Please render every line of the items below as a JSON list of strings, one string per line, with blank lines omitted.
========================================================================
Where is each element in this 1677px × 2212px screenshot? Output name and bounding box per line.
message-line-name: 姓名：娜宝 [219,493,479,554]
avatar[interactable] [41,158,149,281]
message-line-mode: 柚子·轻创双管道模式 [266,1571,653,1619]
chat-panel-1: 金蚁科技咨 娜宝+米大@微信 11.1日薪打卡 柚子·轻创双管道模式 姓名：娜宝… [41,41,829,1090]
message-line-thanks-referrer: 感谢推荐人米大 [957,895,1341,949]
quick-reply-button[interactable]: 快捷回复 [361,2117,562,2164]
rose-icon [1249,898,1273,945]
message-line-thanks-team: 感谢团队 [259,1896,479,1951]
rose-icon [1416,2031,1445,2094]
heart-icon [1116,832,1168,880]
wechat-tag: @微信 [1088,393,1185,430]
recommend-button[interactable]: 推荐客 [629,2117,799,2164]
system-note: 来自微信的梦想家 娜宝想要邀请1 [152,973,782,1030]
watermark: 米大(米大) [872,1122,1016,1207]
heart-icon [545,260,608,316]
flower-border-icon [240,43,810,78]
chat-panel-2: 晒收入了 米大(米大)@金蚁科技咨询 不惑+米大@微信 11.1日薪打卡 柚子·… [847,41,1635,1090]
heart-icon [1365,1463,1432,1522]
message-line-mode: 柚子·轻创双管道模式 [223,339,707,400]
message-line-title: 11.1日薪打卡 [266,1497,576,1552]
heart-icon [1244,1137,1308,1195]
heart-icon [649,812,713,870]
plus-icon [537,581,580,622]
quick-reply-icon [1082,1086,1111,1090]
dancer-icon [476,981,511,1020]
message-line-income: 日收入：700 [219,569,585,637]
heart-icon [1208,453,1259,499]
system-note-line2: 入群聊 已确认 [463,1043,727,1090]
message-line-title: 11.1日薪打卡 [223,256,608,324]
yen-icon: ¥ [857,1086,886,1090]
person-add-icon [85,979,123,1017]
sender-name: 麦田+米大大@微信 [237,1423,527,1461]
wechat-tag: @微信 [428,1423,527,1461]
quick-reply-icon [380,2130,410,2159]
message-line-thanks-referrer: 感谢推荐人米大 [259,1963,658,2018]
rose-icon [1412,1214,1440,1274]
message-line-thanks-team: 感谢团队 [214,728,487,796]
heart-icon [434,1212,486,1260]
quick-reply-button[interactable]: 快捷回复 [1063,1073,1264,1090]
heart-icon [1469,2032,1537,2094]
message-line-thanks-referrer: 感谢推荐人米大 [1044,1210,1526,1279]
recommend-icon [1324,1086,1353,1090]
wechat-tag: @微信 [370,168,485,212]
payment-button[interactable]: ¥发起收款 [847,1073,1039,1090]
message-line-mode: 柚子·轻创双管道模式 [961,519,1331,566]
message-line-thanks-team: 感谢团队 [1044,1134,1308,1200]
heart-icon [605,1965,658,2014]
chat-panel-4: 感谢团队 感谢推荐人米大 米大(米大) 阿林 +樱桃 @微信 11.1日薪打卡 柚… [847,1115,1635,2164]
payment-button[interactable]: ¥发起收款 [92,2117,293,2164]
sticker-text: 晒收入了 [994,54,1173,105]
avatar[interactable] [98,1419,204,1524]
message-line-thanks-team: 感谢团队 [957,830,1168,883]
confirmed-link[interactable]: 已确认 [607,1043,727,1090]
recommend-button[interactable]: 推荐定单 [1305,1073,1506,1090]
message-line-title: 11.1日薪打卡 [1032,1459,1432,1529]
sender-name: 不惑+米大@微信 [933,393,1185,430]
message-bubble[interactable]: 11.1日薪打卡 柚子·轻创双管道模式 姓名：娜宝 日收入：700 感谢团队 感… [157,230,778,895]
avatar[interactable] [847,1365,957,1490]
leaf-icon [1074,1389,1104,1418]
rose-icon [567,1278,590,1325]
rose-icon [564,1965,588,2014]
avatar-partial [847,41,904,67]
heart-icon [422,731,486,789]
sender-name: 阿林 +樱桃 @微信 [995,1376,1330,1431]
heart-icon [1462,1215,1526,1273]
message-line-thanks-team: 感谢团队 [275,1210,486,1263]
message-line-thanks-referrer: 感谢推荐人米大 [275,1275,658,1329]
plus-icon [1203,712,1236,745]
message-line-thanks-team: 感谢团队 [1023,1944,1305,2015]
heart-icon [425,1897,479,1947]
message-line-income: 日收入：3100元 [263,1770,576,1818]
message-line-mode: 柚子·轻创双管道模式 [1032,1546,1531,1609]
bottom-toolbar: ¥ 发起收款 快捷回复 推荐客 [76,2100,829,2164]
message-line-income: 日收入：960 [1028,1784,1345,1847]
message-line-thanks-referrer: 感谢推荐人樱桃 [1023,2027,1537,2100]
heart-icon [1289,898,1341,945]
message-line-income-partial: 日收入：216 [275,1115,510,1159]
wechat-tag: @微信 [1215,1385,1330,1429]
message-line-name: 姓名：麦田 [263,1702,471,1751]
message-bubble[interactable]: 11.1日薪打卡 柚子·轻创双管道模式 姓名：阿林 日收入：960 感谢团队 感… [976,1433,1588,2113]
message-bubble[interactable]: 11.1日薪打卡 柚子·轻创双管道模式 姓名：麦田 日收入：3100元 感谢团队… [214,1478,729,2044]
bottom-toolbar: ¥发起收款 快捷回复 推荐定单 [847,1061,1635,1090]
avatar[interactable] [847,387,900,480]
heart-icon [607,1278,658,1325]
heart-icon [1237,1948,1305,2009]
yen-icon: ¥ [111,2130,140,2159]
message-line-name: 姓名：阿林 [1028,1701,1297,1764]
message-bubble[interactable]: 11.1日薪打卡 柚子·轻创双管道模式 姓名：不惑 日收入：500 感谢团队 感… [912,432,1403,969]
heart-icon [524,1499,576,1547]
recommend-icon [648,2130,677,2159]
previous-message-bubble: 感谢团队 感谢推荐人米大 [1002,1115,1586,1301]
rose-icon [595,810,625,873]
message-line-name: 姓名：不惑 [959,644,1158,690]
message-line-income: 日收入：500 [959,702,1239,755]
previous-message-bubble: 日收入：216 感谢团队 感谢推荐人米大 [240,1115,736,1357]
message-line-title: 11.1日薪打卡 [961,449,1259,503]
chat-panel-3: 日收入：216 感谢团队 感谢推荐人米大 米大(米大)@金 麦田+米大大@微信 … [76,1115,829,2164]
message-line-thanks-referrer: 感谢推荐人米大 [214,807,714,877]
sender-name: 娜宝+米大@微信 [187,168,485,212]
========================================================================
● **RESPONSE TO THE TASK**
[
  "Where is each element in this 1677px × 2212px screenshot? Output name and bounding box per line.",
  "message-line-name: 姓名：娜宝 [219,493,479,554]",
  "avatar[interactable] [41,158,149,281]",
  "message-line-mode: 柚子·轻创双管道模式 [266,1571,653,1619]",
  "chat-panel-1: 金蚁科技咨 娜宝+米大@微信 11.1日薪打卡 柚子·轻创双管道模式 姓名：娜宝… [41,41,829,1090]",
  "message-line-thanks-referrer: 感谢推荐人米大 [957,895,1341,949]",
  "quick-reply-button[interactable]: 快捷回复 [361,2117,562,2164]",
  "rose-icon [1249,898,1273,945]",
  "message-line-thanks-team: 感谢团队 [259,1896,479,1951]",
  "rose-icon [1416,2031,1445,2094]",
  "heart-icon [1116,832,1168,880]",
  "wechat-tag: @微信 [1088,393,1185,430]",
  "recommend-button[interactable]: 推荐客 [629,2117,799,2164]",
  "system-note: 来自微信的梦想家 娜宝想要邀请1 [152,973,782,1030]",
  "watermark: 米大(米大) [872,1122,1016,1207]",
  "heart-icon [545,260,608,316]",
  "flower-border-icon [240,43,810,78]",
  "chat-panel-2: 晒收入了 米大(米大)@金蚁科技咨询 不惑+米大@微信 11.1日薪打卡 柚子·… [847,41,1635,1090]",
  "heart-icon [1365,1463,1432,1522]",
  "message-line-mode: 柚子·轻创双管道模式 [223,339,707,400]",
  "message-line-title: 11.1日薪打卡 [266,1497,576,1552]",
  "heart-icon [1244,1137,1308,1195]",
  "heart-icon [649,812,713,870]",
  "plus-icon [537,581,580,622]",
  "quick-reply-icon [1082,1086,1111,1090]",
  "dancer-icon [476,981,511,1020]",
  "message-line-income: 日收入：700 [219,569,585,637]",
  "heart-icon [1208,453,1259,499]",
  "system-note-line2: 入群聊 已确认 [463,1043,727,1090]",
  "message-line-title: 11.1日薪打卡 [223,256,608,324]",
  "yen-icon: ¥ [857,1086,886,1090]",
  "person-add-icon [85,979,123,1017]",
  "sender-name: 麦田+米大大@微信 [237,1423,527,1461]",
  "wechat-tag: @微信 [428,1423,527,1461]",
  "quick-reply-icon [380,2130,410,2159]",
  "message-line-thanks-referrer: 感谢推荐人米大 [259,1963,658,2018]",
  "rose-icon [1412,1214,1440,1274]",
  "message-line-thanks-team: 感谢团队 [214,728,487,796]",
  "heart-icon [434,1212,486,1260]",
  "quick-reply-button[interactable]: 快捷回复 [1063,1073,1264,1090]",
  "heart-icon [1469,2032,1537,2094]",
  "message-line-thanks-referrer: 感谢推荐人米大 [1044,1210,1526,1279]",
  "recommend-icon [1324,1086,1353,1090]",
  "wechat-tag: @微信 [370,168,485,212]",
  "payment-button[interactable]: ¥发起收款 [847,1073,1039,1090]",
  "message-line-mode: 柚子·轻创双管道模式 [961,519,1331,566]",
  "message-line-thanks-team: 感谢团队 [1044,1134,1308,1200]",
  "heart-icon [605,1965,658,2014]",
  "chat-panel-4: 感谢团队 感谢推荐人米大 米大(米大) 阿林 +樱桃 @微信 11.1日薪打卡 柚… [847,1115,1635,2164]",
  "payment-button[interactable]: ¥发起收款 [92,2117,293,2164]",
  "sticker-text: 晒收入了 [994,54,1173,105]",
  "avatar[interactable] [98,1419,204,1524]",
  "message-line-thanks-team: 感谢团队 [957,830,1168,883]",
  "confirmed-link[interactable]: 已确认 [607,1043,727,1090]",
  "recommend-button[interactable]: 推荐定单 [1305,1073,1506,1090]",
  "message-line-title: 11.1日薪打卡 [1032,1459,1432,1529]",
  "sender-name: 不惑+米大@微信 [933,393,1185,430]",
  "message-bubble[interactable]: 11.1日薪打卡 柚子·轻创双管道模式 姓名：娜宝 日收入：700 感谢团队 感… [157,230,778,895]",
  "avatar[interactable] [847,1365,957,1490]",
  "leaf-icon [1074,1389,1104,1418]",
  "rose-icon [567,1278,590,1325]",
  "rose-icon [564,1965,588,2014]",
  "avatar-partial [847,41,904,67]",
  "heart-icon [422,731,486,789]",
  "sender-name: 阿林 +樱桃 @微信 [995,1376,1330,1431]",
  "heart-icon [1462,1215,1526,1273]",
  "message-line-thanks-team: 感谢团队 [275,1210,486,1263]",
  "message-line-thanks-referrer: 感谢推荐人米大 [275,1275,658,1329]",
  "plus-icon [1203,712,1236,745]",
  "message-line-thanks-team: 感谢团队 [1023,1944,1305,2015]",
  "heart-icon [425,1897,479,1947]",
  "message-line-income: 日收入：3100元 [263,1770,576,1818]",
  "message-line-mode: 柚子·轻创双管道模式 [1032,1546,1531,1609]",
  "bottom-toolbar: ¥ 发起收款 快捷回复 推荐客 [76,2100,829,2164]",
  "message-line-income: 日收入：960 [1028,1784,1345,1847]",
  "message-line-thanks-referrer: 感谢推荐人樱桃 [1023,2027,1537,2100]",
  "heart-icon [1289,898,1341,945]",
  "message-line-income-partial: 日收入：216 [275,1115,510,1159]",
  "wechat-tag: @微信 [1215,1385,1330,1429]",
  "message-line-name: 姓名：麦田 [263,1702,471,1751]",
  "message-bubble[interactable]: 11.1日薪打卡 柚子·轻创双管道模式 姓名：阿林 日收入：960 感谢团队 感… [976,1433,1588,2113]",
  "message-bubble[interactable]: 11.1日薪打卡 柚子·轻创双管道模式 姓名：麦田 日收入：3100元 感谢团队… [214,1478,729,2044]",
  "bottom-toolbar: ¥发起收款 快捷回复 推荐定单 [847,1061,1635,1090]",
  "avatar[interactable] [847,387,900,480]",
  "heart-icon [607,1278,658,1325]",
  "heart-icon [1237,1948,1305,2009]",
  "yen-icon: ¥ [111,2130,140,2159]",
  "message-line-name: 姓名：阿林 [1028,1701,1297,1764]",
  "message-bubble[interactable]: 11.1日薪打卡 柚子·轻创双管道模式 姓名：不惑 日收入：500 感谢团队 感… [912,432,1403,969]",
  "heart-icon [524,1499,576,1547]",
  "recommend-icon [648,2130,677,2159]",
  "previous-message-bubble: 感谢团队 感谢推荐人米大 [1002,1115,1586,1301]",
  "rose-icon [595,810,625,873]",
  "message-line-name: 姓名：不惑 [959,644,1158,690]",
  "message-line-income: 日收入：500 [959,702,1239,755]",
  "previous-message-bubble: 日收入：216 感谢团队 感谢推荐人米大 [240,1115,736,1357]",
  "message-line-title: 11.1日薪打卡 [961,449,1259,503]",
  "chat-panel-3: 日收入：216 感谢团队 感谢推荐人米大 米大(米大)@金 麦田+米大大@微信 … [76,1115,829,2164]",
  "message-line-thanks-referrer: 感谢推荐人米大 [214,807,714,877]",
  "sender-name: 娜宝+米大@微信 [187,168,485,212]"
]